++++ Data records

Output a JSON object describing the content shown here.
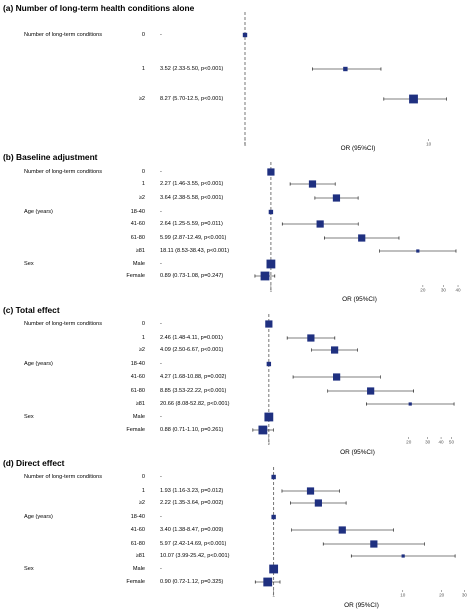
{
  "chart_data": [
    {
      "type": "forest",
      "panel": "(a)",
      "title": "(a) Number of long-term health conditions alone",
      "xlabel": "OR (95%CI)",
      "xscale": "log",
      "xlim": [
        1,
        15
      ],
      "ticks": [
        {
          "v": 1,
          "label": "1"
        },
        {
          "v": 10,
          "label": "10"
        }
      ],
      "rows": [
        {
          "group": "Number of long-term conditions",
          "level": "0",
          "text": "-",
          "or": 1,
          "lo": 1,
          "hi": 1,
          "marker": "small"
        },
        {
          "group": "",
          "level": "1",
          "text": "3.52 (2.33-5.50, p<0.001)",
          "or": 3.52,
          "lo": 2.33,
          "hi": 5.5,
          "marker": "small"
        },
        {
          "group": "",
          "level": "≥2",
          "text": "8.27 (5.70-12.5, p<0.001)",
          "or": 8.27,
          "lo": 5.7,
          "hi": 12.5,
          "marker": "big"
        }
      ]
    },
    {
      "type": "forest",
      "panel": "(b)",
      "title": "(b) Baseline adjustment",
      "xlabel": "OR (95%CI)",
      "xscale": "log",
      "xlim": [
        0.6,
        45
      ],
      "ticks": [
        {
          "v": 1,
          "label": "1"
        },
        {
          "v": 20,
          "label": "20"
        },
        {
          "v": 30,
          "label": "30"
        },
        {
          "v": 40,
          "label": "40"
        }
      ],
      "rows": [
        {
          "group": "Number of long-term conditions",
          "level": "0",
          "text": "-",
          "or": 1,
          "lo": 1,
          "hi": 1,
          "marker": "med"
        },
        {
          "group": "",
          "level": "1",
          "text": "2.27 (1.46-3.55, p<0.001)",
          "or": 2.27,
          "lo": 1.46,
          "hi": 3.55,
          "marker": "med"
        },
        {
          "group": "",
          "level": "≥2",
          "text": "3.64 (2.38-5.58, p<0.001)",
          "or": 3.64,
          "lo": 2.38,
          "hi": 5.58,
          "marker": "med"
        },
        {
          "group": "Age (years)",
          "level": "18-40",
          "text": "-",
          "or": 1,
          "lo": 1,
          "hi": 1,
          "marker": "small"
        },
        {
          "group": "",
          "level": "41-60",
          "text": "2.64 (1.25-5.59, p=0.011)",
          "or": 2.64,
          "lo": 1.25,
          "hi": 5.59,
          "marker": "med"
        },
        {
          "group": "",
          "level": "61-80",
          "text": "5.99 (2.87-12.49, p<0.001)",
          "or": 5.99,
          "lo": 2.87,
          "hi": 12.49,
          "marker": "med"
        },
        {
          "group": "",
          "level": "≥81",
          "text": "18.11 (8.53-38.43, p<0.001)",
          "or": 18.11,
          "lo": 8.53,
          "hi": 38.43,
          "marker": "tiny"
        },
        {
          "group": "Sex",
          "level": "Male",
          "text": "-",
          "or": 1,
          "lo": 1,
          "hi": 1,
          "marker": "big"
        },
        {
          "group": "",
          "level": "Female",
          "text": "0.89 (0.73-1.08, p=0.247)",
          "or": 0.89,
          "lo": 0.73,
          "hi": 1.08,
          "marker": "big"
        }
      ]
    },
    {
      "type": "forest",
      "panel": "(c)",
      "title": "(c) Total effect",
      "xlabel": "OR (95%CI)",
      "xscale": "log",
      "xlim": [
        0.6,
        60
      ],
      "ticks": [
        {
          "v": 1,
          "label": "1"
        },
        {
          "v": 20,
          "label": "20"
        },
        {
          "v": 30,
          "label": "30"
        },
        {
          "v": 40,
          "label": "40"
        },
        {
          "v": 50,
          "label": "50"
        }
      ],
      "rows": [
        {
          "group": "Number of long-term conditions",
          "level": "0",
          "text": "-",
          "or": 1,
          "lo": 1,
          "hi": 1,
          "marker": "med"
        },
        {
          "group": "",
          "level": "1",
          "text": "2.46 (1.48-4.11, p=0.001)",
          "or": 2.46,
          "lo": 1.48,
          "hi": 4.11,
          "marker": "med"
        },
        {
          "group": "",
          "level": "≥2",
          "text": "4.09 (2.50-6.67, p<0.001)",
          "or": 4.09,
          "lo": 2.5,
          "hi": 6.67,
          "marker": "med"
        },
        {
          "group": "Age (years)",
          "level": "18-40",
          "text": "-",
          "or": 1,
          "lo": 1,
          "hi": 1,
          "marker": "small"
        },
        {
          "group": "",
          "level": "41-60",
          "text": "4.27 (1.68-10.88, p=0.002)",
          "or": 4.27,
          "lo": 1.68,
          "hi": 10.88,
          "marker": "med"
        },
        {
          "group": "",
          "level": "61-80",
          "text": "8.85 (3.53-22.22, p<0.001)",
          "or": 8.85,
          "lo": 3.53,
          "hi": 22.22,
          "marker": "med"
        },
        {
          "group": "",
          "level": "≥81",
          "text": "20.66 (8.08-52.82, p<0.001)",
          "or": 20.66,
          "lo": 8.08,
          "hi": 52.82,
          "marker": "tiny"
        },
        {
          "group": "Sex",
          "level": "Male",
          "text": "-",
          "or": 1,
          "lo": 1,
          "hi": 1,
          "marker": "big"
        },
        {
          "group": "",
          "level": "Female",
          "text": "0.88 (0.71-1.10, p=0.261)",
          "or": 0.88,
          "lo": 0.71,
          "hi": 1.1,
          "marker": "big"
        }
      ]
    },
    {
      "type": "forest",
      "panel": "(d)",
      "title": "(d) Direct effect",
      "xlabel": "OR (95%CI)",
      "xscale": "log",
      "xlim": [
        0.6,
        32
      ],
      "ticks": [
        {
          "v": 1,
          "label": "1"
        },
        {
          "v": 10,
          "label": "10"
        },
        {
          "v": 20,
          "label": "20"
        },
        {
          "v": 30,
          "label": "30"
        }
      ],
      "rows": [
        {
          "group": "Number of long-term conditions",
          "level": "0",
          "text": "-",
          "or": 1,
          "lo": 1,
          "hi": 1,
          "marker": "small"
        },
        {
          "group": "",
          "level": "1",
          "text": "1.93 (1.16-3.23, p=0.012)",
          "or": 1.93,
          "lo": 1.16,
          "hi": 3.23,
          "marker": "med"
        },
        {
          "group": "",
          "level": "≥2",
          "text": "2.22 (1.35-3.64, p=0.002)",
          "or": 2.22,
          "lo": 1.35,
          "hi": 3.64,
          "marker": "med"
        },
        {
          "group": "Age (years)",
          "level": "18-40",
          "text": "-",
          "or": 1,
          "lo": 1,
          "hi": 1,
          "marker": "small"
        },
        {
          "group": "",
          "level": "41-60",
          "text": "3.40 (1.38-8.47, p=0.009)",
          "or": 3.4,
          "lo": 1.38,
          "hi": 8.47,
          "marker": "med"
        },
        {
          "group": "",
          "level": "61-80",
          "text": "5.97 (2.42-14.69, p<0.001)",
          "or": 5.97,
          "lo": 2.42,
          "hi": 14.69,
          "marker": "med"
        },
        {
          "group": "",
          "level": "≥81",
          "text": "10.07 (3.99-25.42, p<0.001)",
          "or": 10.07,
          "lo": 3.99,
          "hi": 25.42,
          "marker": "tiny"
        },
        {
          "group": "Sex",
          "level": "Male",
          "text": "-",
          "or": 1,
          "lo": 1,
          "hi": 1,
          "marker": "big"
        },
        {
          "group": "",
          "level": "Female",
          "text": "0.90 (0.72-1.12, p=0.325)",
          "or": 0.9,
          "lo": 0.72,
          "hi": 1.12,
          "marker": "big"
        }
      ]
    }
  ],
  "colors": {
    "marker": "#1f3080",
    "line": "#000000",
    "ref_line": "#555555",
    "tick_text": "#555555"
  }
}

++++++++

> _Requirement_
Exactly as written, return every line of the listing, but not the pictures.

> _In response_
Output a JSON object describing the content shown here.
{
  "chart_data": [
    {
      "type": "forest",
      "panel": "(a)",
      "title": "(a) Number of long-term health conditions alone",
      "xlabel": "OR (95%CI)",
      "xscale": "log",
      "xlim": [
        1,
        15
      ],
      "ticks": [
        {
          "v": 1,
          "label": "1"
        },
        {
          "v": 10,
          "label": "10"
        }
      ],
      "rows": [
        {
          "group": "Number of long-term conditions",
          "level": "0",
          "text": "-",
          "or": 1,
          "lo": 1,
          "hi": 1,
          "marker": "small"
        },
        {
          "group": "",
          "level": "1",
          "text": "3.52 (2.33-5.50, p<0.001)",
          "or": 3.52,
          "lo": 2.33,
          "hi": 5.5,
          "marker": "small"
        },
        {
          "group": "",
          "level": "≥2",
          "text": "8.27 (5.70-12.5, p<0.001)",
          "or": 8.27,
          "lo": 5.7,
          "hi": 12.5,
          "marker": "big"
        }
      ]
    },
    {
      "type": "forest",
      "panel": "(b)",
      "title": "(b) Baseline adjustment",
      "xlabel": "OR (95%CI)",
      "xscale": "log",
      "xlim": [
        0.6,
        45
      ],
      "ticks": [
        {
          "v": 1,
          "label": "1"
        },
        {
          "v": 20,
          "label": "20"
        },
        {
          "v": 30,
          "label": "30"
        },
        {
          "v": 40,
          "label": "40"
        }
      ],
      "rows": [
        {
          "group": "Number of long-term conditions",
          "level": "0",
          "text": "-",
          "or": 1,
          "lo": 1,
          "hi": 1,
          "marker": "med"
        },
        {
          "group": "",
          "level": "1",
          "text": "2.27 (1.46-3.55, p<0.001)",
          "or": 2.27,
          "lo": 1.46,
          "hi": 3.55,
          "marker": "med"
        },
        {
          "group": "",
          "level": "≥2",
          "text": "3.64 (2.38-5.58, p<0.001)",
          "or": 3.64,
          "lo": 2.38,
          "hi": 5.58,
          "marker": "med"
        },
        {
          "group": "Age (years)",
          "level": "18-40",
          "text": "-",
          "or": 1,
          "lo": 1,
          "hi": 1,
          "marker": "small"
        },
        {
          "group": "",
          "level": "41-60",
          "text": "2.64 (1.25-5.59, p=0.011)",
          "or": 2.64,
          "lo": 1.25,
          "hi": 5.59,
          "marker": "med"
        },
        {
          "group": "",
          "level": "61-80",
          "text": "5.99 (2.87-12.49, p<0.001)",
          "or": 5.99,
          "lo": 2.87,
          "hi": 12.49,
          "marker": "med"
        },
        {
          "group": "",
          "level": "≥81",
          "text": "18.11 (8.53-38.43, p<0.001)",
          "or": 18.11,
          "lo": 8.53,
          "hi": 38.43,
          "marker": "tiny"
        },
        {
          "group": "Sex",
          "level": "Male",
          "text": "-",
          "or": 1,
          "lo": 1,
          "hi": 1,
          "marker": "big"
        },
        {
          "group": "",
          "level": "Female",
          "text": "0.89 (0.73-1.08, p=0.247)",
          "or": 0.89,
          "lo": 0.73,
          "hi": 1.08,
          "marker": "big"
        }
      ]
    },
    {
      "type": "forest",
      "panel": "(c)",
      "title": "(c) Total effect",
      "xlabel": "OR (95%CI)",
      "xscale": "log",
      "xlim": [
        0.6,
        60
      ],
      "ticks": [
        {
          "v": 1,
          "label": "1"
        },
        {
          "v": 20,
          "label": "20"
        },
        {
          "v": 30,
          "label": "30"
        },
        {
          "v": 40,
          "label": "40"
        },
        {
          "v": 50,
          "label": "50"
        }
      ],
      "rows": [
        {
          "group": "Number of long-term conditions",
          "level": "0",
          "text": "-",
          "or": 1,
          "lo": 1,
          "hi": 1,
          "marker": "med"
        },
        {
          "group": "",
          "level": "1",
          "text": "2.46 (1.48-4.11, p=0.001)",
          "or": 2.46,
          "lo": 1.48,
          "hi": 4.11,
          "marker": "med"
        },
        {
          "group": "",
          "level": "≥2",
          "text": "4.09 (2.50-6.67, p<0.001)",
          "or": 4.09,
          "lo": 2.5,
          "hi": 6.67,
          "marker": "med"
        },
        {
          "group": "Age (years)",
          "level": "18-40",
          "text": "-",
          "or": 1,
          "lo": 1,
          "hi": 1,
          "marker": "small"
        },
        {
          "group": "",
          "level": "41-60",
          "text": "4.27 (1.68-10.88, p=0.002)",
          "or": 4.27,
          "lo": 1.68,
          "hi": 10.88,
          "marker": "med"
        },
        {
          "group": "",
          "level": "61-80",
          "text": "8.85 (3.53-22.22, p<0.001)",
          "or": 8.85,
          "lo": 3.53,
          "hi": 22.22,
          "marker": "med"
        },
        {
          "group": "",
          "level": "≥81",
          "text": "20.66 (8.08-52.82, p<0.001)",
          "or": 20.66,
          "lo": 8.08,
          "hi": 52.82,
          "marker": "tiny"
        },
        {
          "group": "Sex",
          "level": "Male",
          "text": "-",
          "or": 1,
          "lo": 1,
          "hi": 1,
          "marker": "big"
        },
        {
          "group": "",
          "level": "Female",
          "text": "0.88 (0.71-1.10, p=0.261)",
          "or": 0.88,
          "lo": 0.71,
          "hi": 1.1,
          "marker": "big"
        }
      ]
    },
    {
      "type": "forest",
      "panel": "(d)",
      "title": "(d) Direct effect",
      "xlabel": "OR (95%CI)",
      "xscale": "log",
      "xlim": [
        0.6,
        32
      ],
      "ticks": [
        {
          "v": 1,
          "label": "1"
        },
        {
          "v": 10,
          "label": "10"
        },
        {
          "v": 20,
          "label": "20"
        },
        {
          "v": 30,
          "label": "30"
        }
      ],
      "rows": [
        {
          "group": "Number of long-term conditions",
          "level": "0",
          "text": "-",
          "or": 1,
          "lo": 1,
          "hi": 1,
          "marker": "small"
        },
        {
          "group": "",
          "level": "1",
          "text": "1.93 (1.16-3.23, p=0.012)",
          "or": 1.93,
          "lo": 1.16,
          "hi": 3.23,
          "marker": "med"
        },
        {
          "group": "",
          "level": "≥2",
          "text": "2.22 (1.35-3.64, p=0.002)",
          "or": 2.22,
          "lo": 1.35,
          "hi": 3.64,
          "marker": "med"
        },
        {
          "group": "Age (years)",
          "level": "18-40",
          "text": "-",
          "or": 1,
          "lo": 1,
          "hi": 1,
          "marker": "small"
        },
        {
          "group": "",
          "level": "41-60",
          "text": "3.40 (1.38-8.47, p=0.009)",
          "or": 3.4,
          "lo": 1.38,
          "hi": 8.47,
          "marker": "med"
        },
        {
          "group": "",
          "level": "61-80",
          "text": "5.97 (2.42-14.69, p<0.001)",
          "or": 5.97,
          "lo": 2.42,
          "hi": 14.69,
          "marker": "med"
        },
        {
          "group": "",
          "level": "≥81",
          "text": "10.07 (3.99-25.42, p<0.001)",
          "or": 10.07,
          "lo": 3.99,
          "hi": 25.42,
          "marker": "tiny"
        },
        {
          "group": "Sex",
          "level": "Male",
          "text": "-",
          "or": 1,
          "lo": 1,
          "hi": 1,
          "marker": "big"
        },
        {
          "group": "",
          "level": "Female",
          "text": "0.90 (0.72-1.12, p=0.325)",
          "or": 0.9,
          "lo": 0.72,
          "hi": 1.12,
          "marker": "big"
        }
      ]
    }
  ],
  "colors": {
    "marker": "#1f3080",
    "line": "#000000",
    "ref_line": "#555555",
    "tick_text": "#555555"
  }
}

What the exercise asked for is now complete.